## [TASK BRIEF]
Go through the listing and write out all of it exactly.

## [INPUT RECORDS]
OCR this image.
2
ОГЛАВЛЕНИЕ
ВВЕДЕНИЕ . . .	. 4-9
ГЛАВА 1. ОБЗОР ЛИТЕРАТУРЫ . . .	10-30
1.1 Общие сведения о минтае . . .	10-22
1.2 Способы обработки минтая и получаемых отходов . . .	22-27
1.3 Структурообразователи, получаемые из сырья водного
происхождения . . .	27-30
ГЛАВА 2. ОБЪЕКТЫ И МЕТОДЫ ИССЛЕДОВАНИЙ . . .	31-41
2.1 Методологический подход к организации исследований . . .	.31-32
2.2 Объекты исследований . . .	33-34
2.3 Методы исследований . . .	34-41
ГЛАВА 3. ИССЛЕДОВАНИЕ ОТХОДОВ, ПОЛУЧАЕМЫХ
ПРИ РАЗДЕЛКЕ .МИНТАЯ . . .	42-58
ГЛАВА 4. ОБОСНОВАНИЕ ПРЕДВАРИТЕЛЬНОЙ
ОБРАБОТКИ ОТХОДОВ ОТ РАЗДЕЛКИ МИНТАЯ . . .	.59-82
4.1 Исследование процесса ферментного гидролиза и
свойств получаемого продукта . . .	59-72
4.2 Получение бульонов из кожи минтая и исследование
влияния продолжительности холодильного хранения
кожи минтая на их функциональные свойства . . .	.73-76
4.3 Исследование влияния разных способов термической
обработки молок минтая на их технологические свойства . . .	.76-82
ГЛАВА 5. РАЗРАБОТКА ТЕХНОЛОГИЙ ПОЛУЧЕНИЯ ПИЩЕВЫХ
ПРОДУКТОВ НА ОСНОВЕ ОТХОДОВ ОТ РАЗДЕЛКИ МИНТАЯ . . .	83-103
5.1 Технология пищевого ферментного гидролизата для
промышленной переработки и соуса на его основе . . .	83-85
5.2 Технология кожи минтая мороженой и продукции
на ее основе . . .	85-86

## [ANSWER FOR THIS EXERCISE]
OCR this image.
2
ОГЛАВЛЕНИЕ
ВВЕДЕНИЕ . . .	. 4-9
ГЛАВА 1. ОБЗОР ЛИТЕРАТУРЫ . . .	10-30
1.1 Общие сведения о минтае . . .	10-22
1.2 Способы обработки минтая и получаемых отходов . . .	22-27
1.3 Структурообразователи, получаемые из сырья водного
происхождения . . .	27-30
ГЛАВА 2. ОБЪЕКТЫ И МЕТОДЫ ИССЛЕДОВАНИЙ . . .	31-41
2.1 Методологический подход к организации исследований . . .	.31-32
2.2 Объекты исследований . . .	33-34
2.3 Методы исследований . . .	34-41
ГЛАВА 3. ИССЛЕДОВАНИЕ ОТХОДОВ, ПОЛУЧАЕМЫХ
ПРИ РАЗДЕЛКЕ .МИНТАЯ . . .	42-58
ГЛАВА 4. ОБОСНОВАНИЕ ПРЕДВАРИТЕЛЬНОЙ
ОБРАБОТКИ ОТХОДОВ ОТ РАЗДЕЛКИ МИНТАЯ . . .	.59-82
4.1 Исследование процесса ферментного гидролиза и
свойств получаемого продукта . . .	59-72
4.2 Получение бульонов из кожи минтая и исследование
влияния продолжительности холодильного хранения
кожи минтая на их функциональные свойства . . .	.73-76
4.3 Исследование влияния разных способов термической
обработки молок минтая на их технологические свойства . . .	.76-82
ГЛАВА 5. РАЗРАБОТКА ТЕХНОЛОГИЙ ПОЛУЧЕНИЯ ПИЩЕВЫХ
ПРОДУКТОВ НА ОСНОВЕ ОТХОДОВ ОТ РАЗДЕЛКИ МИНТАЯ . . .	83-103
5.1 Технология пищевого ферментного гидролизата для
промышленной переработки и соуса на его основе . . .	83-85
5.2 Технология кожи минтая мороженой и продукции
на ее основе . . .	85-86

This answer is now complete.